# [WHAT IS EXPECTED]
Transcribe the records below exactly as they appear, omitting any pictures.
────────────────────
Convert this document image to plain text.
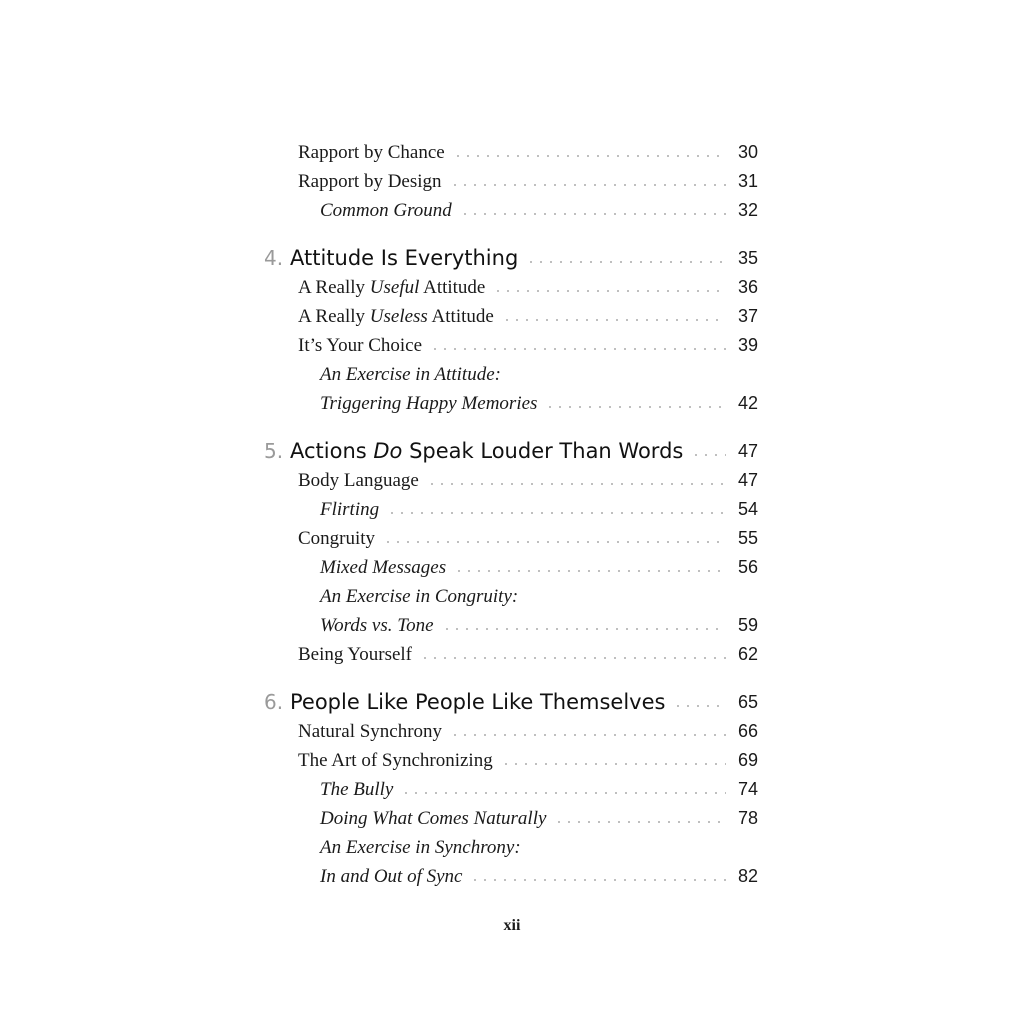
Rapport by Chance	30
Rapport by Design	31
Common Ground	32
4. Attitude Is Everything	35
A Really Useful Attitude	36
A Really Useless Attitude	37
It’s Your Choice	39
An Exercise in Attitude:
Triggering Happy Memories	42
5. Actions Do Speak Louder Than Words	47
Body Language	47
Flirting	54
Congruity	55
Mixed Messages	56
An Exercise in Congruity:
Words vs. Tone	59
Being Yourself	62
6. People Like People Like Themselves	65
Natural Synchrony	66
The Art of Synchronizing	69
The Bully	74
Doing What Comes Naturally	78
An Exercise in Synchrony:
In and Out of Sync	82
xii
────────────────────
# [RESULT]
Convert this document image to plain text.
Rapport by Chance	30
Rapport by Design	31
Common Ground	32
4. Attitude Is Everything	35
A Really Useful Attitude	36
A Really Useless Attitude	37
It’s Your Choice	39
An Exercise in Attitude:
Triggering Happy Memories	42
5. Actions Do Speak Louder Than Words	47
Body Language	47
Flirting	54
Congruity	55
Mixed Messages	56
An Exercise in Congruity:
Words vs. Tone	59
Being Yourself	62
6. People Like People Like Themselves	65
Natural Synchrony	66
The Art of Synchronizing	69
The Bully	74
Doing What Comes Naturally	78
An Exercise in Synchrony:
In and Out of Sync	82
xii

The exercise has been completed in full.